(Input material)
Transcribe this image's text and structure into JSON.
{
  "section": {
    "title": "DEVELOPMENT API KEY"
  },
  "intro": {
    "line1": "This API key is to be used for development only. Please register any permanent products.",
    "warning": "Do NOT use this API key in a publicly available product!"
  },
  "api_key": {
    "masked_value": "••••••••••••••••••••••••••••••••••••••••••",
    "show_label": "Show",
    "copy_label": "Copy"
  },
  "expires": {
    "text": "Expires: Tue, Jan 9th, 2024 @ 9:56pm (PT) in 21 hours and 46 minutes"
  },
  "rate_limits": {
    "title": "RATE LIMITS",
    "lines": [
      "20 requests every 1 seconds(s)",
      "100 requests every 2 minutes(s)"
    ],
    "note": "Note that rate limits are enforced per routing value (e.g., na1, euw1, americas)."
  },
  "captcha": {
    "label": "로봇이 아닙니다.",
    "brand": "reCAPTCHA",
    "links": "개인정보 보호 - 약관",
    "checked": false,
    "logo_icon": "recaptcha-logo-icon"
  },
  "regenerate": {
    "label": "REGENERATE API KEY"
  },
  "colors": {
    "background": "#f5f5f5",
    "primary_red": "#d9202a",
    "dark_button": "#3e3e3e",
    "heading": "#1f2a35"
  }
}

(Prompt) Reproduce each record exactly as it appears.

(Response for this exercise)
Transcribe this image's text and structure into JSON.
{
  "section": {
    "title": "DEVELOPMENT API KEY"
  },
  "intro": {
    "line1": "This API key is to be used for development only. Please register any permanent products.",
    "warning": "Do NOT use this API key in a publicly available product!"
  },
  "api_key": {
    "masked_value": "••••••••••••••••••••••••••••••••••••••••••",
    "show_label": "Show",
    "copy_label": "Copy"
  },
  "expires": {
    "text": "Expires: Tue, Jan 9th, 2024 @ 9:56pm (PT) in 21 hours and 46 minutes"
  },
  "rate_limits": {
    "title": "RATE LIMITS",
    "lines": [
      "20 requests every 1 seconds(s)",
      "100 requests every 2 minutes(s)"
    ],
    "note": "Note that rate limits are enforced per routing value (e.g., na1, euw1, americas)."
  },
  "captcha": {
    "label": "로봇이 아닙니다.",
    "brand": "reCAPTCHA",
    "links": "개인정보 보호 - 약관",
    "checked": false,
    "logo_icon": "recaptcha-logo-icon"
  },
  "regenerate": {
    "label": "REGENERATE API KEY"
  },
  "colors": {
    "background": "#f5f5f5",
    "primary_red": "#d9202a",
    "dark_button": "#3e3e3e",
    "heading": "#1f2a35"
  }
}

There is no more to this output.